## Begin
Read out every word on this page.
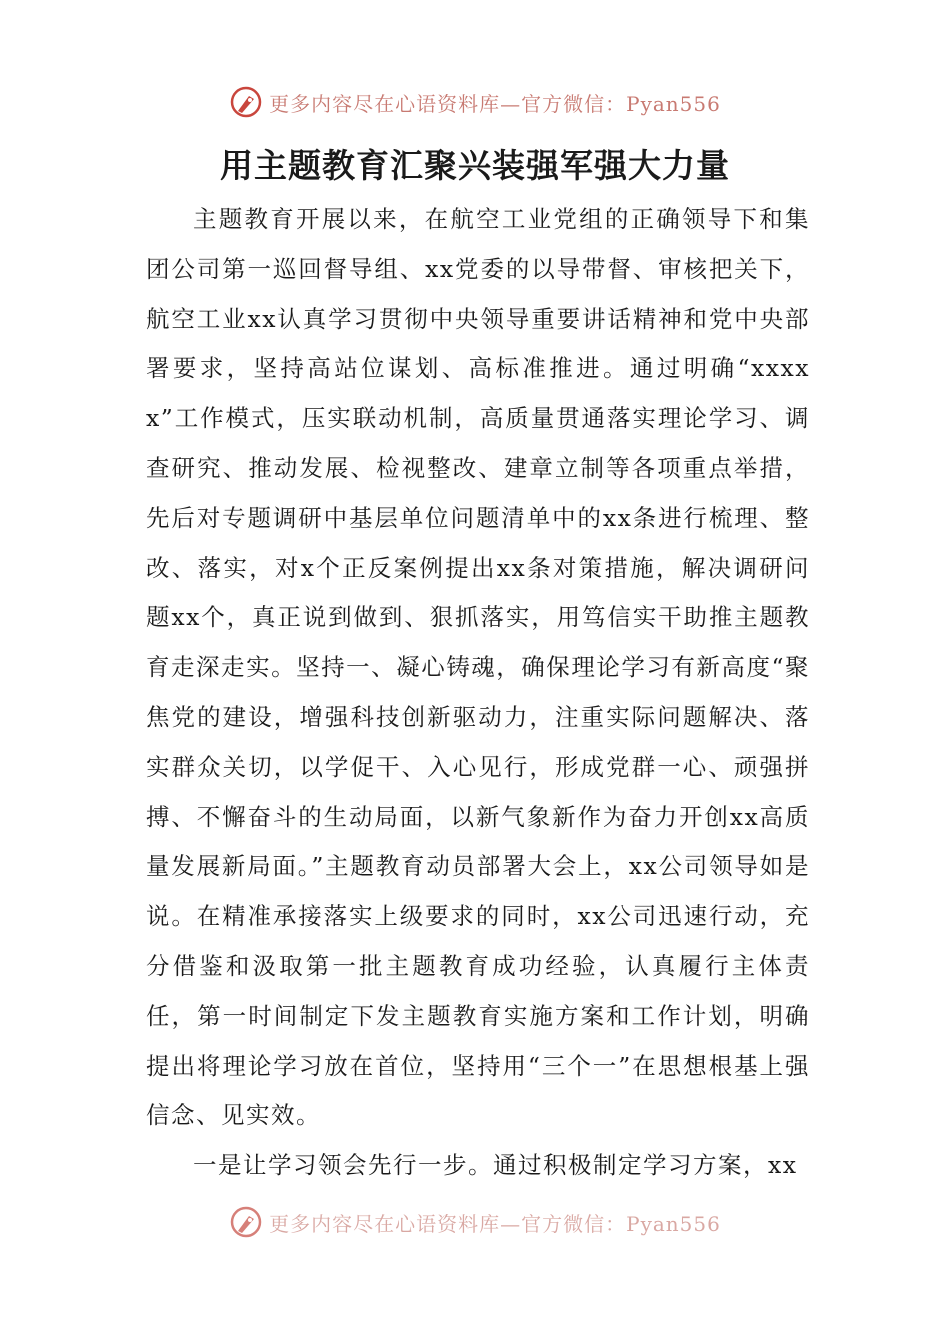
更多内容尽在心语资料库—官方微信：Pyan556
用主题教育汇聚兴装强军强大力量

主题教育开展以来，在航空工业党组的正确领导下和集团公司第一巡回督导组、xx党委的以导带督、审核把关下，航空工业xx认真学习贯彻中央领导重要讲话精神和党中央部署要求，坚持高站位谋划、高标准推进。通过明确“xxxxx”工作模式，压实联动机制，高质量贯通落实理论学习、调查研究、推动发展、检视整改、建章立制等各项重点举措，先后对专题调研中基层单位问题清单中的xx条进行梳理、整改、落实，对x个正反案例提出xx条对策措施，解决调研问题xx个，真正说到做到、狠抓落实，用笃信实干助推主题教育走深走实。坚持一、凝心铸魂，确保理论学习有新高度“聚焦党的建设，增强科技创新驱动力，注重实际问题解决、落实群众关切，以学促干、入心见行，形成党群一心、顽强拼搏、不懈奋斗的生动局面，以新气象新作为奋力开创xx高质量发展新局面。”主题教育动员部署大会上，xx公司领导如是说。在精准承接落实上级要求的同时，xx公司迅速行动，充分借鉴和汲取第一批主题教育成功经验，认真履行主体责任，第一时间制定下发主题教育实施方案和工作计划，明确提出将理论学习放在首位，坚持用“三个一”在思想根基上强信念、见实效。

一是让学习领会先行一步。通过积极制定学习方案，xx

更多内容尽在心语资料库—官方微信：Pyan556
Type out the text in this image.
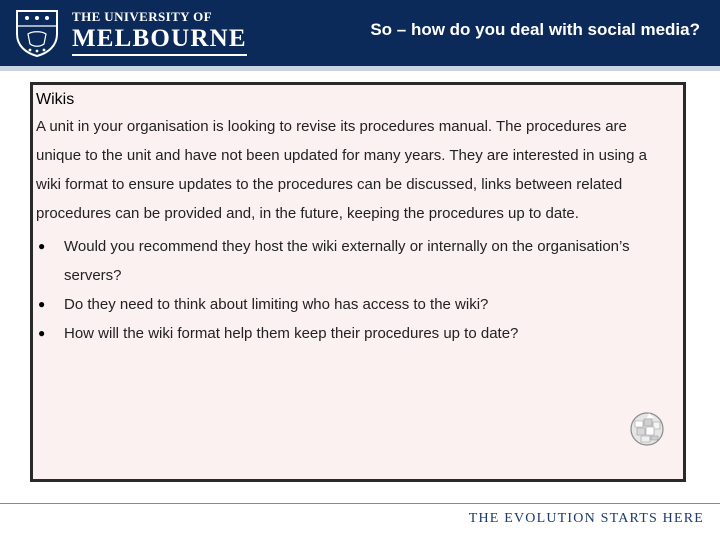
THE UNIVERSITY OF
MELBOURNE	So – how do you deal with social media?
Wikis

A unit in your organisation is looking to revise its procedures manual. The procedures are unique to the unit and have not been updated for many years. They are interested in using a wiki format to ensure updates to the procedures can be discussed, links between related procedures can be provided and, in the future, keeping the procedures up to date.

● Would you recommend they host the wiki externally or internally on the organisation’s servers?
● Do they need to think about limiting who has access to the wiki?
● How will the wiki format help them keep their procedures up to date?
THE EVOLUTION STARTS HERE
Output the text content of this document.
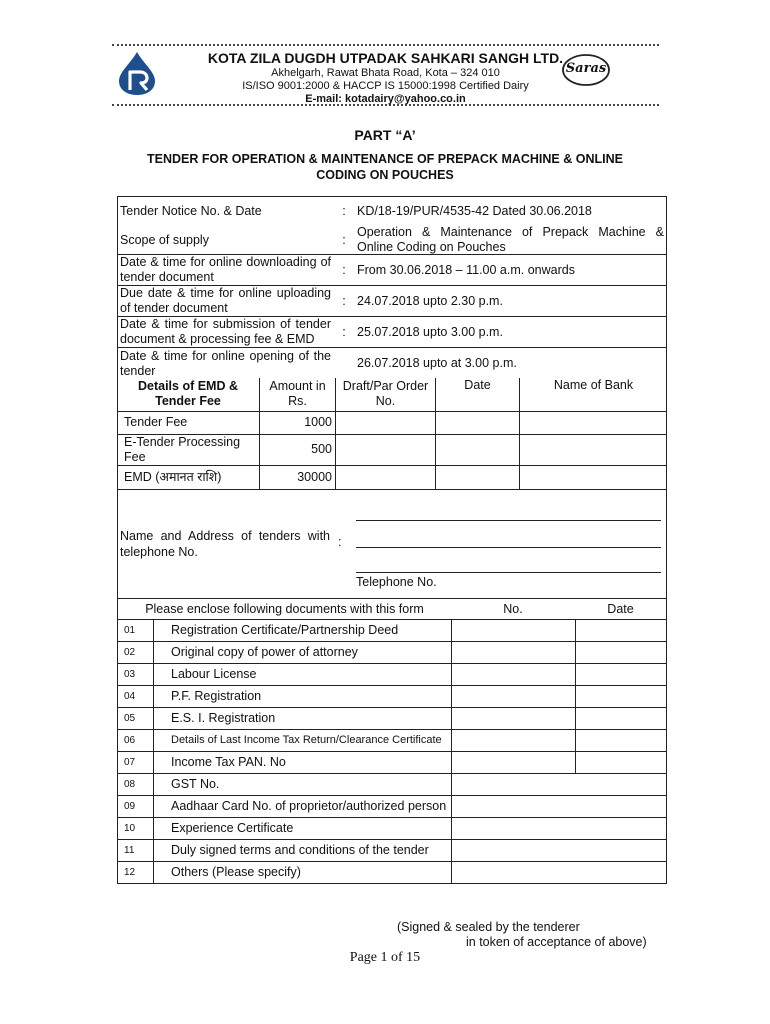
KOTA ZILA DUGDH UTPADAK SAHKARI SANGH LTD.
Akhelgarh, Rawat Bhata Road, Kota – 324 010
IS/ISO 9001:2000 & HACCP IS 15000:1998 Certified Dairy
E-mail: kotadairy@yahoo.co.in
Saras
PART “A’
TENDER FOR OPERATION & MAINTENANCE OF PREPACK MACHINE & ONLINE
CODING ON POUCHES
Tender Notice No. & Date	:	KD/18-19/PUR/4535-42 Dated 30.06.2018
Scope of supply	:	Operation & Maintenance of Prepack Machine & Online Coding on Pouches
Date & time for online downloading of tender document	:	From 30.06.2018 – 11.00 a.m. onwards
Due date & time for online uploading of tender document	:	24.07.2018 upto 2.30 p.m.
Date & time for submission of tender document & processing fee & EMD	:	25.07.2018 upto 3.00 p.m.
Date & time for online opening of the tender		26.07.2018 upto at 3.00 p.m.
Details of EMD & Tender Fee	Amount in Rs.	Draft/Par Order No.	Date	Name of Bank
Tender Fee	1000			
E-Tender Processing Fee	500			
EMD (अमानत राशि)	30000			
Name and Address of tenders with telephone No.
:
Telephone No.
Please enclose following documents with this form		No.	Date
01	Registration Certificate/Partnership Deed		
02	Original copy of power of attorney		
03	Labour License		
04	P.F. Registration		
05	E.S. I. Registration		
06	Details of Last Income Tax Return/Clearance Certificate		
07	Income Tax PAN. No		
08	GST No.		
09	Aadhaar Card No. of proprietor/authorized person		
10	Experience Certificate		
11	Duly signed terms and conditions of the tender		
12	Others (Please specify)		
(Signed & sealed by the tenderer
in token of acceptance of above)
Page 1 of 15
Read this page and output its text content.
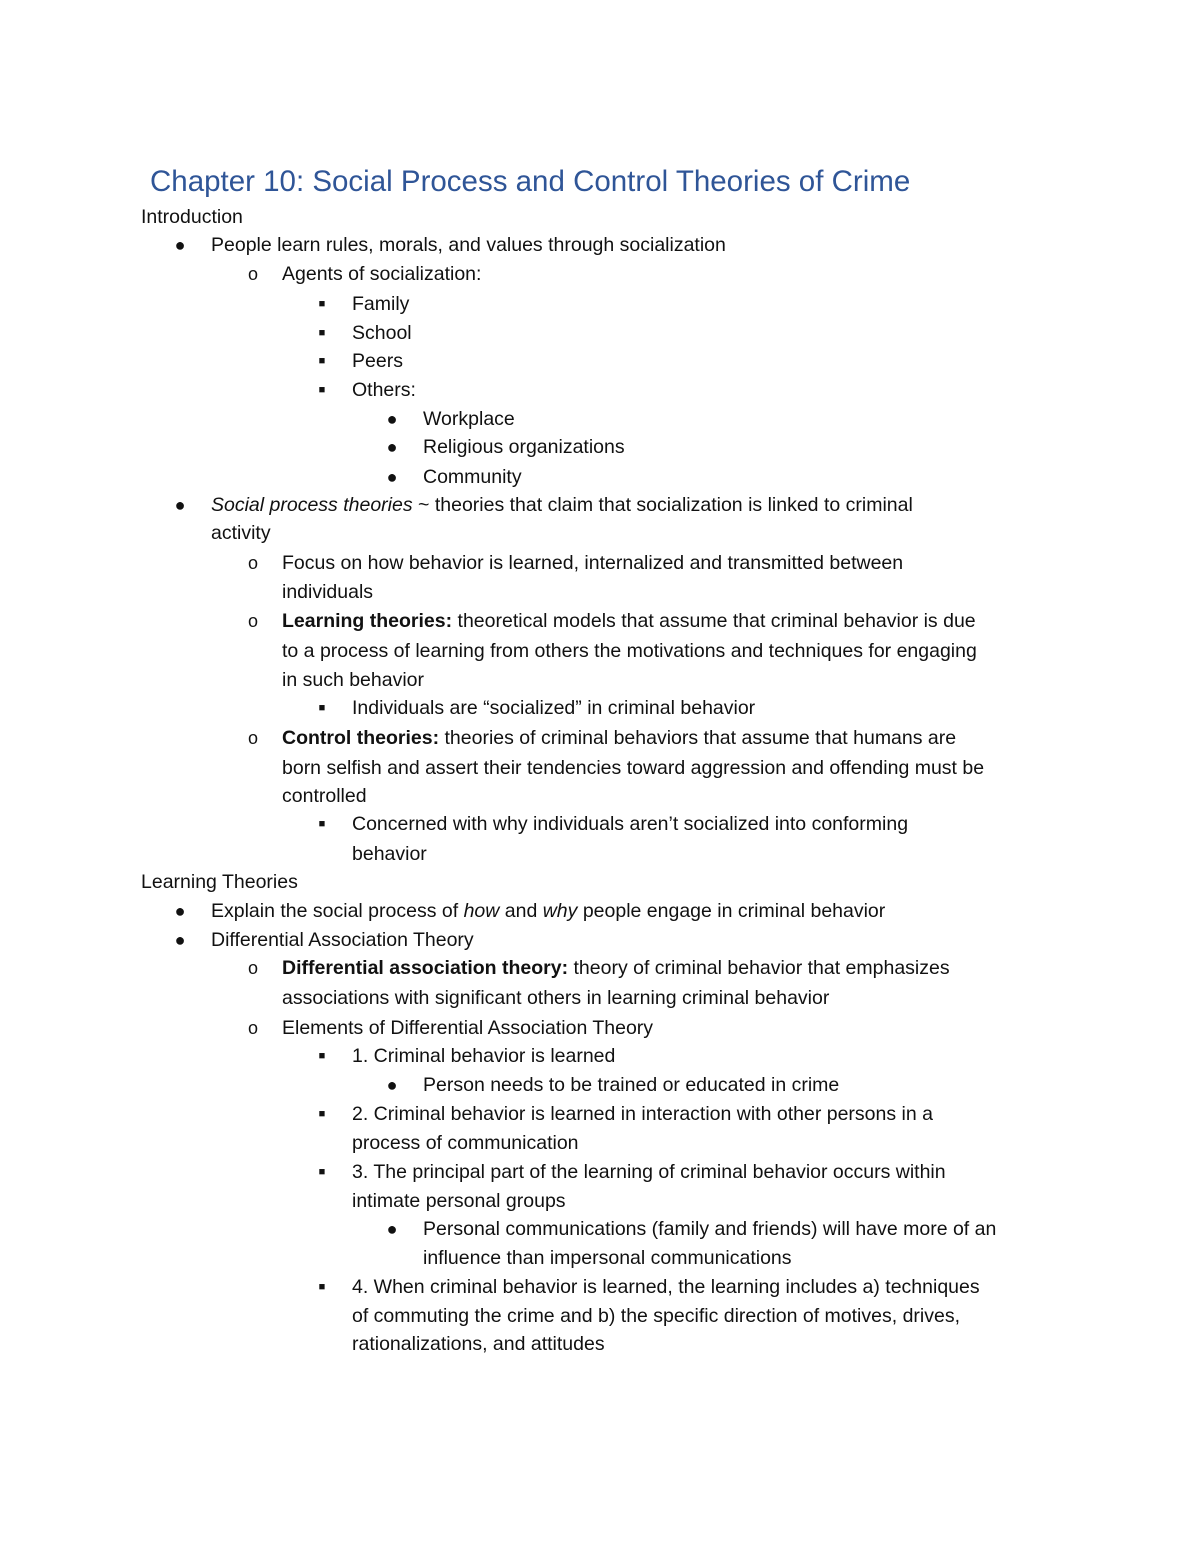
Chapter 10: Social Process and Control Theories of Crime
Introduction
● People learn rules, morals, and values through socialization
o Agents of socialization:
■ Family
■ School
■ Peers
■ Others:
● Workplace
● Religious organizations
● Community
● Social process theories ~ theories that claim that socialization is linked to criminal
activity
o Focus on how behavior is learned, internalized and transmitted between
individuals
o Learning theories: theoretical models that assume that criminal behavior is due
to a process of learning from others the motivations and techniques for engaging
in such behavior
■ Individuals are “socialized” in criminal behavior
o Control theories: theories of criminal behaviors that assume that humans are
born selfish and assert their tendencies toward aggression and offending must be
controlled
■ Concerned with why individuals aren’t socialized into conforming
behavior
Learning Theories
● Explain the social process of how and why people engage in criminal behavior
● Differential Association Theory
o Differential association theory: theory of criminal behavior that emphasizes
associations with significant others in learning criminal behavior
o Elements of Differential Association Theory
■ 1. Criminal behavior is learned
● Person needs to be trained or educated in crime
■ 2. Criminal behavior is learned in interaction with other persons in a
process of communication
■ 3. The principal part of the learning of criminal behavior occurs within
intimate personal groups
● Personal communications (family and friends) will have more of an
influence than impersonal communications
■ 4. When criminal behavior is learned, the learning includes a) techniques
of commuting the crime and b) the specific direction of motives, drives,
rationalizations, and attitudes
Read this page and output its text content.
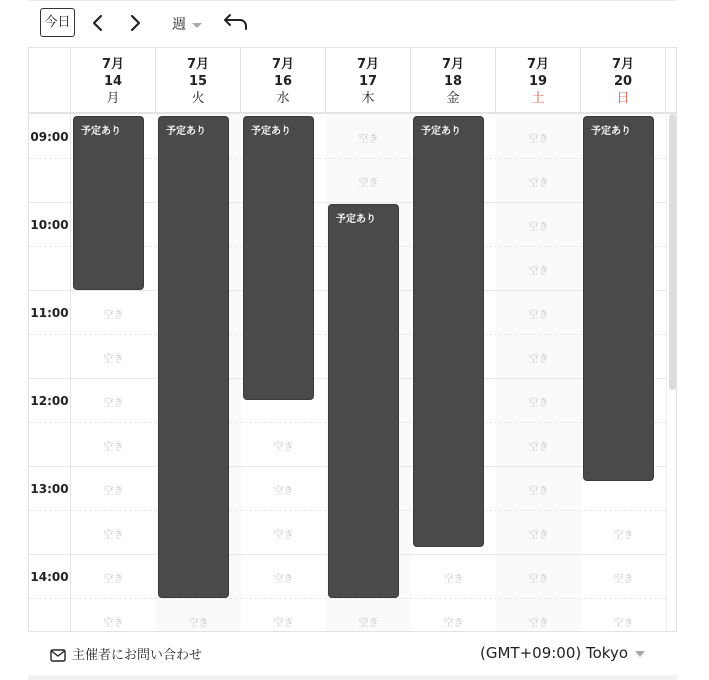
今日	週
7月
14
月
7月
15
火
7月
16
水
7月
17
木
7月
18
金
7月
19
土
7月
20
日
09:00
10:00
11:00
12:00
13:00
14:00
空き
空き
空き
空き
空き
空き
空き
空き
予定あり
空き
予定あり
空き
空き
空き
空き
空き
予定あり
空き
空き
空き
予定あり
空き
空き
予定あり
空き
空き
空き
空き
空き
空き
空き
空き
空き
空き
空き
空き
空き
空き
空き
予定あり
主催者にお問い合わせ	(GMT+09:00) Tokyo
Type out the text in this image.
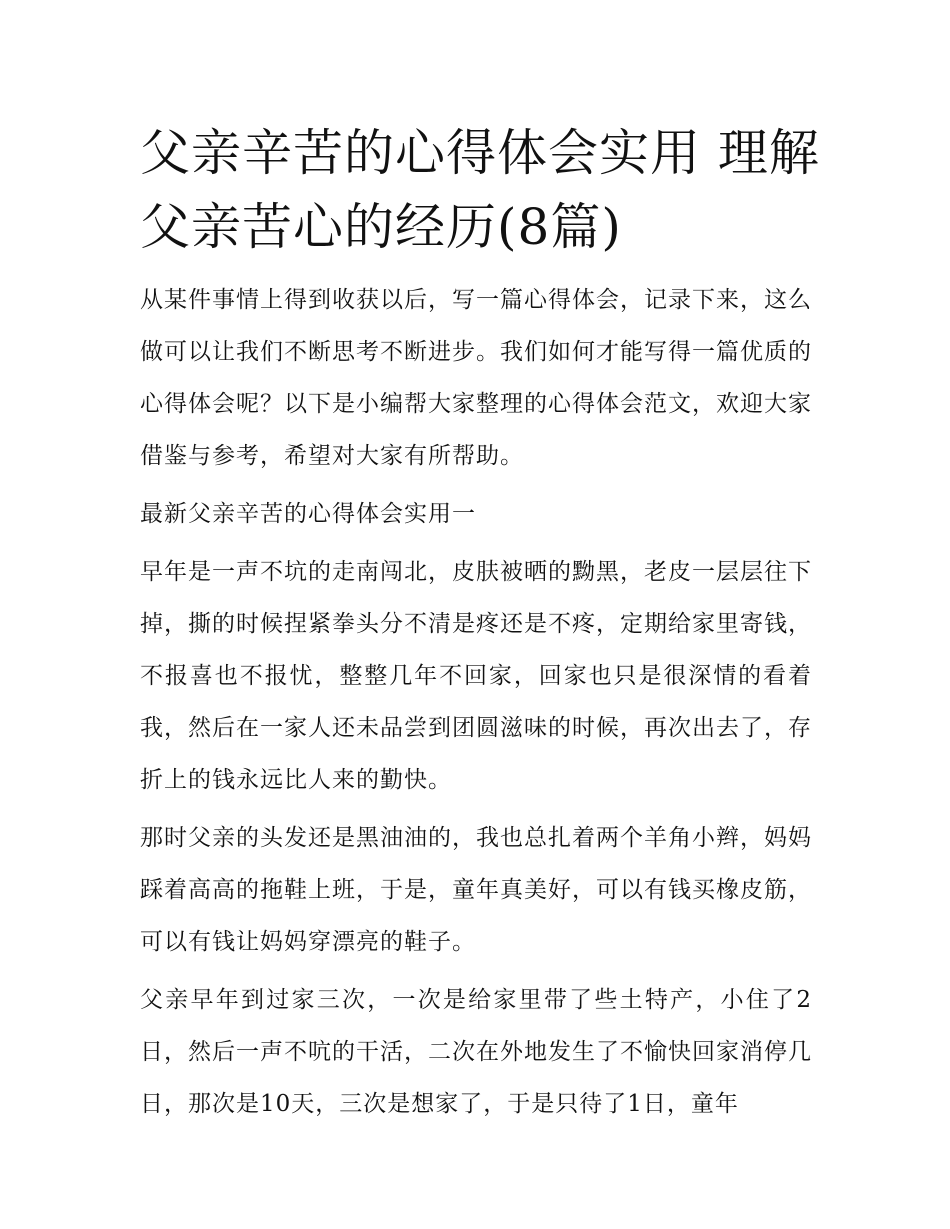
父亲辛苦的心得体会实用 理解父亲苦心的经历(8篇)

从某件事情上得到收获以后，写一篇心得体会，记录下来，这么做可以让我们不断思考不断进步。我们如何才能写得一篇优质的心得体会呢？以下是小编帮大家整理的心得体会范文，欢迎大家借鉴与参考，希望对大家有所帮助。

最新父亲辛苦的心得体会实用一

早年是一声不坑的走南闯北，皮肤被晒的黝黑，老皮一层层往下掉，撕的时候捏紧拳头分不清是疼还是不疼，定期给家里寄钱，不报喜也不报忧，整整几年不回家，回家也只是很深情的看着我，然后在一家人还未品尝到团圆滋味的时候，再次出去了，存折上的钱永远比人来的勤快。

那时父亲的头发还是黑油油的，我也总扎着两个羊角小辫，妈妈踩着高高的拖鞋上班，于是，童年真美好，可以有钱买橡皮筋，可以有钱让妈妈穿漂亮的鞋子。

父亲早年到过家三次，一次是给家里带了些土特产，小住了2日，然后一声不吭的干活，二次在外地发生了不愉快回家消停几日，那次是10天，三次是想家了，于是只待了1日，童年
## End
Your instructions = Print each record exactly as it stands, leaving the images out.

Complete answer =
Read out every word on this page.
更多内容尽在心语资料库—官方微信：Pyan556
用主题教育汇聚兴装强军强大力量

主题教育开展以来，在航空工业党组的正确领导下和集团公司第一巡回督导组、xx党委的以导带督、审核把关下，航空工业xx认真学习贯彻中央领导重要讲话精神和党中央部署要求，坚持高站位谋划、高标准推进。通过明确“xxxxx”工作模式，压实联动机制，高质量贯通落实理论学习、调查研究、推动发展、检视整改、建章立制等各项重点举措，先后对专题调研中基层单位问题清单中的xx条进行梳理、整改、落实，对x个正反案例提出xx条对策措施，解决调研问题xx个，真正说到做到、狠抓落实，用笃信实干助推主题教育走深走实。坚持一、凝心铸魂，确保理论学习有新高度“聚焦党的建设，增强科技创新驱动力，注重实际问题解决、落实群众关切，以学促干、入心见行，形成党群一心、顽强拼搏、不懈奋斗的生动局面，以新气象新作为奋力开创xx高质量发展新局面。”主题教育动员部署大会上，xx公司领导如是说。在精准承接落实上级要求的同时，xx公司迅速行动，充分借鉴和汲取第一批主题教育成功经验，认真履行主体责任，第一时间制定下发主题教育实施方案和工作计划，明确提出将理论学习放在首位，坚持用“三个一”在思想根基上强信念、见实效。

一是让学习领会先行一步。通过积极制定学习方案，xx

更多内容尽在心语资料库—官方微信：Pyan556
Type out the text in this image.
THE UNIVERSITY OF
MELBOURNE	So – how do you deal with social media?
Wikis

A unit in your organisation is looking to revise its procedures manual. The procedures are unique to the unit and have not been updated for many years. They are interested in using a wiki format to ensure updates to the procedures can be discussed, links between related procedures can be provided and, in the future, keeping the procedures up to date.

● Would you recommend they host the wiki externally or internally on the organisation’s servers?
● Do they need to think about limiting who has access to the wiki?
● How will the wiki format help them keep their procedures up to date?
THE EVOLUTION STARTS HERE
Output the text content of this document.
KOTA ZILA DUGDH UTPADAK SAHKARI SANGH LTD.
Akhelgarh, Rawat Bhata Road, Kota – 324 010
IS/ISO 9001:2000 & HACCP IS 15000:1998 Certified Dairy
E-mail: kotadairy@yahoo.co.in
Saras
PART “A’
TENDER FOR OPERATION & MAINTENANCE OF PREPACK MACHINE & ONLINE
CODING ON POUCHES
Tender Notice No. & Date	:	KD/18-19/PUR/4535-42 Dated 30.06.2018
Scope of supply	:	Operation & Maintenance of Prepack Machine & Online Coding on Pouches
Date & time for online downloading of tender document	:	From 30.06.2018 – 11.00 a.m. onwards
Due date & time for online uploading of tender document	:	24.07.2018 upto 2.30 p.m.
Date & time for submission of tender document & processing fee & EMD	:	25.07.2018 upto 3.00 p.m.
Date & time for online opening of the tender		26.07.2018 upto at 3.00 p.m.
Details of EMD & Tender Fee	Amount in Rs.	Draft/Par Order No.	Date	Name of Bank
Tender Fee	1000			
E-Tender Processing Fee	500			
EMD (अमानत राशि)	30000			
Name and Address of tenders with telephone No.
:
Telephone No.
Please enclose following documents with this form		No.	Date
01	Registration Certificate/Partnership Deed		
02	Original copy of power of attorney		
03	Labour License		
04	P.F. Registration		
05	E.S. I. Registration		
06	Details of Last Income Tax Return/Clearance Certificate		
07	Income Tax PAN. No		
08	GST No.		
09	Aadhaar Card No. of proprietor/authorized person		
10	Experience Certificate		
11	Duly signed terms and conditions of the tender		
12	Others (Please specify)		
(Signed & sealed by the tenderer
in token of acceptance of above)
Page 1 of 15
Read this page and output its text content.
Chapter 10: Social Process and Control Theories of Crime
Introduction
● People learn rules, morals, and values through socialization
o Agents of socialization:
■ Family
■ School
■ Peers
■ Others:
● Workplace
● Religious organizations
● Community
● Social process theories ~ theories that claim that socialization is linked to criminal
activity
o Focus on how behavior is learned, internalized and transmitted between
individuals
o Learning theories: theoretical models that assume that criminal behavior is due
to a process of learning from others the motivations and techniques for engaging
in such behavior
■ Individuals are “socialized” in criminal behavior
o Control theories: theories of criminal behaviors that assume that humans are
born selfish and assert their tendencies toward aggression and offending must be
controlled
■ Concerned with why individuals aren’t socialized into conforming
behavior
Learning Theories
● Explain the social process of how and why people engage in criminal behavior
● Differential Association Theory
o Differential association theory: theory of criminal behavior that emphasizes
associations with significant others in learning criminal behavior
o Elements of Differential Association Theory
■ 1. Criminal behavior is learned
● Person needs to be trained or educated in crime
■ 2. Criminal behavior is learned in interaction with other persons in a
process of communication
■ 3. The principal part of the learning of criminal behavior occurs within
intimate personal groups
● Personal communications (family and friends) will have more of an
influence than impersonal communications
■ 4. When criminal behavior is learned, the learning includes a) techniques
of commuting the crime and b) the specific direction of motives, drives,
rationalizations, and attitudes
Read this page and output its text content.
今日	週
7月
14
月
7月
15
火
7月
16
水
7月
17
木
7月
18
金
7月
19
土
7月
20
日
09:00
10:00
11:00
12:00
13:00
14:00
空き
空き
空き
空き
空き
空き
空き
空き
予定あり
空き
予定あり
空き
空き
空き
空き
空き
予定あり
空き
空き
空き
予定あり
空き
空き
予定あり
空き
空き
空き
空き
空き
空き
空き
空き
空き
空き
空き
空き
空き
空き
空き
予定あり
主催者にお問い合わせ	(GMT+09:00) Tokyo
Type out the text in this image.
父亲辛苦的心得体会实用 理解父亲苦心的经历(8篇)

从某件事情上得到收获以后，写一篇心得体会，记录下来，这么做可以让我们不断思考不断进步。我们如何才能写得一篇优质的心得体会呢？以下是小编帮大家整理的心得体会范文，欢迎大家借鉴与参考，希望对大家有所帮助。

最新父亲辛苦的心得体会实用一

早年是一声不坑的走南闯北，皮肤被晒的黝黑，老皮一层层往下掉，撕的时候捏紧拳头分不清是疼还是不疼，定期给家里寄钱，不报喜也不报忧，整整几年不回家，回家也只是很深情的看着我，然后在一家人还未品尝到团圆滋味的时候，再次出去了，存折上的钱永远比人来的勤快。

那时父亲的头发还是黑油油的，我也总扎着两个羊角小辫，妈妈踩着高高的拖鞋上班，于是，童年真美好，可以有钱买橡皮筋，可以有钱让妈妈穿漂亮的鞋子。

父亲早年到过家三次，一次是给家里带了些土特产，小住了2日，然后一声不吭的干活，二次在外地发生了不愉快回家消停几日，那次是10天，三次是想家了，于是只待了1日，童年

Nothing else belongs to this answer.